▶ [Task details] Exactly reproduce each entry, leaving out nothing.

▶ [Data for this task]

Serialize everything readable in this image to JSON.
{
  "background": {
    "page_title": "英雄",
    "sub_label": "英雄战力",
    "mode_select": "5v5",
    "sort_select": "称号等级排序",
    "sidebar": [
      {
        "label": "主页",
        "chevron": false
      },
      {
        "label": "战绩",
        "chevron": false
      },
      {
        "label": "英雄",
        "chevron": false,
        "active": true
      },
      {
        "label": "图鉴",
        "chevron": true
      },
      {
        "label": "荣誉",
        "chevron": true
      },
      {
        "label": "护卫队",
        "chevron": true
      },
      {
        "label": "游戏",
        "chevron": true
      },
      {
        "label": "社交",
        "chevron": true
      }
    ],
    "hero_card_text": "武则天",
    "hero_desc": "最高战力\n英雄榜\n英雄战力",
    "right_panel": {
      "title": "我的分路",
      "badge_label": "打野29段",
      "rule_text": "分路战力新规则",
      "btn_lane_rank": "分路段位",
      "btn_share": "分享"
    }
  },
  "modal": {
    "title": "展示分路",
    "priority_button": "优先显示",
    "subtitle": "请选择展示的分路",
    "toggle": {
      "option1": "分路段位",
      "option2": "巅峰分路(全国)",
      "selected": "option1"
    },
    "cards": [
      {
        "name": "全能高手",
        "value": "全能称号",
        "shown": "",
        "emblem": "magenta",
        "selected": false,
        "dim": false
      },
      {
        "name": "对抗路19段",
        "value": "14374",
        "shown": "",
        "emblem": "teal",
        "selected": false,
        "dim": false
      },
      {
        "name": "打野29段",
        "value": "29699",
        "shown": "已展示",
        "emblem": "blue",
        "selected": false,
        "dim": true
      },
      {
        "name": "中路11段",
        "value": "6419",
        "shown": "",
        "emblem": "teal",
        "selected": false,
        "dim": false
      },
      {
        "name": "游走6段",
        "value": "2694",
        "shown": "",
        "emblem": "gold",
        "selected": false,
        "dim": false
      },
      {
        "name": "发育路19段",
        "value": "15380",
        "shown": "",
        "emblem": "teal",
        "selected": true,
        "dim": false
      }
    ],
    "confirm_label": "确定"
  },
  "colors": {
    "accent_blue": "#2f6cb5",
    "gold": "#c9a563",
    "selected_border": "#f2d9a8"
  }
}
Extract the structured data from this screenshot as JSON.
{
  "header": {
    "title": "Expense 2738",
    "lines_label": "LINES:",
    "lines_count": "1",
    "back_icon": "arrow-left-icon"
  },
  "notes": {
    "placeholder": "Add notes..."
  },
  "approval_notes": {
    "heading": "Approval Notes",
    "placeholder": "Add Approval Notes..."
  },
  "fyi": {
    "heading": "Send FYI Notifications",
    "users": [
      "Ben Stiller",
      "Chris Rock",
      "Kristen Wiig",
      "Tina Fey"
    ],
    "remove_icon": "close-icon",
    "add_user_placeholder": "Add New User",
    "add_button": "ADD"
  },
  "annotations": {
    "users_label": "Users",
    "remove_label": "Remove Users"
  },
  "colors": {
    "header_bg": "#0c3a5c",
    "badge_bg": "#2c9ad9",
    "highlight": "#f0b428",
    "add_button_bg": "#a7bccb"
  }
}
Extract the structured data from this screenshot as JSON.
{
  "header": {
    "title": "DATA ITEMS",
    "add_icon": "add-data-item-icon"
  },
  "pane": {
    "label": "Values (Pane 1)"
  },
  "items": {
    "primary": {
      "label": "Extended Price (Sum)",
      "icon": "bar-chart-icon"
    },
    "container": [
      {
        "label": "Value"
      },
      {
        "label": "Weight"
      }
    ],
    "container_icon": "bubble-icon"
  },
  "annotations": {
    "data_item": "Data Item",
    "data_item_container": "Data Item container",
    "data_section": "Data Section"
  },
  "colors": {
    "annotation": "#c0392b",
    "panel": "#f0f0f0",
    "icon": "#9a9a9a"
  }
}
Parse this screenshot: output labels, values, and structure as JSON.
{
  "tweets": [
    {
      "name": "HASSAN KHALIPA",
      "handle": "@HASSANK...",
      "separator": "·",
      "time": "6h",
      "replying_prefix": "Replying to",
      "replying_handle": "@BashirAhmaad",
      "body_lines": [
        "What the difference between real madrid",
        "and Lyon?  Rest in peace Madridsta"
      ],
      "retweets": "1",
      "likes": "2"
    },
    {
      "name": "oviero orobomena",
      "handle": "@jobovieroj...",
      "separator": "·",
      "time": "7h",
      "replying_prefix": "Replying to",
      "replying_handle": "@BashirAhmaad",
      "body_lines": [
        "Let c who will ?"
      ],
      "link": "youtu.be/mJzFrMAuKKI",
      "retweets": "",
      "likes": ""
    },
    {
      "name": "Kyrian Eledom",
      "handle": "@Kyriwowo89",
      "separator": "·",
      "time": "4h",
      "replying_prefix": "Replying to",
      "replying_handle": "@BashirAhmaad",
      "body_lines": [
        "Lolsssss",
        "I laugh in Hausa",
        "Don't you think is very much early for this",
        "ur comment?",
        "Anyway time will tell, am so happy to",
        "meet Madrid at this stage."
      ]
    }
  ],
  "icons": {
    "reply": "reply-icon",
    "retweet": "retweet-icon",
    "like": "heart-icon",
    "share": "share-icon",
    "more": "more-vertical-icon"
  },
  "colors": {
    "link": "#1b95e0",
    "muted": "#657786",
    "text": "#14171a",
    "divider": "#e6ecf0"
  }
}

▶ [Response to this exercise]
Serialize everything readable in this image to JSON.
{
  "background": {
    "page_title": "英雄",
    "sub_label": "英雄战力",
    "mode_select": "5v5",
    "sort_select": "称号等级排序",
    "sidebar": [
      {
        "label": "主页",
        "chevron": false
      },
      {
        "label": "战绩",
        "chevron": false
      },
      {
        "label": "英雄",
        "chevron": false,
        "active": true
      },
      {
        "label": "图鉴",
        "chevron": true
      },
      {
        "label": "荣誉",
        "chevron": true
      },
      {
        "label": "护卫队",
        "chevron": true
      },
      {
        "label": "游戏",
        "chevron": true
      },
      {
        "label": "社交",
        "chevron": true
      }
    ],
    "hero_card_text": "武则天",
    "hero_desc": "最高战力\n英雄榜\n英雄战力",
    "right_panel": {
      "title": "我的分路",
      "badge_label": "打野29段",
      "rule_text": "分路战力新规则",
      "btn_lane_rank": "分路段位",
      "btn_share": "分享"
    }
  },
  "modal": {
    "title": "展示分路",
    "priority_button": "优先显示",
    "subtitle": "请选择展示的分路",
    "toggle": {
      "option1": "分路段位",
      "option2": "巅峰分路(全国)",
      "selected": "option1"
    },
    "cards": [
      {
        "name": "全能高手",
        "value": "全能称号",
        "shown": "",
        "emblem": "magenta",
        "selected": false,
        "dim": false
      },
      {
        "name": "对抗路19段",
        "value": "14374",
        "shown": "",
        "emblem": "teal",
        "selected": false,
        "dim": false
      },
      {
        "name": "打野29段",
        "value": "29699",
        "shown": "已展示",
        "emblem": "blue",
        "selected": false,
        "dim": true
      },
      {
        "name": "中路11段",
        "value": "6419",
        "shown": "",
        "emblem": "teal",
        "selected": false,
        "dim": false
      },
      {
        "name": "游走6段",
        "value": "2694",
        "shown": "",
        "emblem": "gold",
        "selected": false,
        "dim": false
      },
      {
        "name": "发育路19段",
        "value": "15380",
        "shown": "",
        "emblem": "teal",
        "selected": true,
        "dim": false
      }
    ],
    "confirm_label": "确定"
  },
  "colors": {
    "accent_blue": "#2f6cb5",
    "gold": "#c9a563",
    "selected_border": "#f2d9a8"
  }
}
Extract the structured data from this screenshot as JSON.
{
  "header": {
    "title": "Expense 2738",
    "lines_label": "LINES:",
    "lines_count": "1",
    "back_icon": "arrow-left-icon"
  },
  "notes": {
    "placeholder": "Add notes..."
  },
  "approval_notes": {
    "heading": "Approval Notes",
    "placeholder": "Add Approval Notes..."
  },
  "fyi": {
    "heading": "Send FYI Notifications",
    "users": [
      "Ben Stiller",
      "Chris Rock",
      "Kristen Wiig",
      "Tina Fey"
    ],
    "remove_icon": "close-icon",
    "add_user_placeholder": "Add New User",
    "add_button": "ADD"
  },
  "annotations": {
    "users_label": "Users",
    "remove_label": "Remove Users"
  },
  "colors": {
    "header_bg": "#0c3a5c",
    "badge_bg": "#2c9ad9",
    "highlight": "#f0b428",
    "add_button_bg": "#a7bccb"
  }
}
Extract the structured data from this screenshot as JSON.
{
  "header": {
    "title": "DATA ITEMS",
    "add_icon": "add-data-item-icon"
  },
  "pane": {
    "label": "Values (Pane 1)"
  },
  "items": {
    "primary": {
      "label": "Extended Price (Sum)",
      "icon": "bar-chart-icon"
    },
    "container": [
      {
        "label": "Value"
      },
      {
        "label": "Weight"
      }
    ],
    "container_icon": "bubble-icon"
  },
  "annotations": {
    "data_item": "Data Item",
    "data_item_container": "Data Item container",
    "data_section": "Data Section"
  },
  "colors": {
    "annotation": "#c0392b",
    "panel": "#f0f0f0",
    "icon": "#9a9a9a"
  }
}
Parse this screenshot: output labels, values, and structure as JSON.
{
  "tweets": [
    {
      "name": "HASSAN KHALIPA",
      "handle": "@HASSANK...",
      "separator": "·",
      "time": "6h",
      "replying_prefix": "Replying to",
      "replying_handle": "@BashirAhmaad",
      "body_lines": [
        "What the difference between real madrid",
        "and Lyon?  Rest in peace Madridsta"
      ],
      "retweets": "1",
      "likes": "2"
    },
    {
      "name": "oviero orobomena",
      "handle": "@jobovieroj...",
      "separator": "·",
      "time": "7h",
      "replying_prefix": "Replying to",
      "replying_handle": "@BashirAhmaad",
      "body_lines": [
        "Let c who will ?"
      ],
      "link": "youtu.be/mJzFrMAuKKI",
      "retweets": "",
      "likes": ""
    },
    {
      "name": "Kyrian Eledom",
      "handle": "@Kyriwowo89",
      "separator": "·",
      "time": "4h",
      "replying_prefix": "Replying to",
      "replying_handle": "@BashirAhmaad",
      "body_lines": [
        "Lolsssss",
        "I laugh in Hausa",
        "Don't you think is very much early for this",
        "ur comment?",
        "Anyway time will tell, am so happy to",
        "meet Madrid at this stage."
      ]
    }
  ],
  "icons": {
    "reply": "reply-icon",
    "retweet": "retweet-icon",
    "like": "heart-icon",
    "share": "share-icon",
    "more": "more-vertical-icon"
  },
  "colors": {
    "link": "#1b95e0",
    "muted": "#657786",
    "text": "#14171a",
    "divider": "#e6ecf0"
  }
}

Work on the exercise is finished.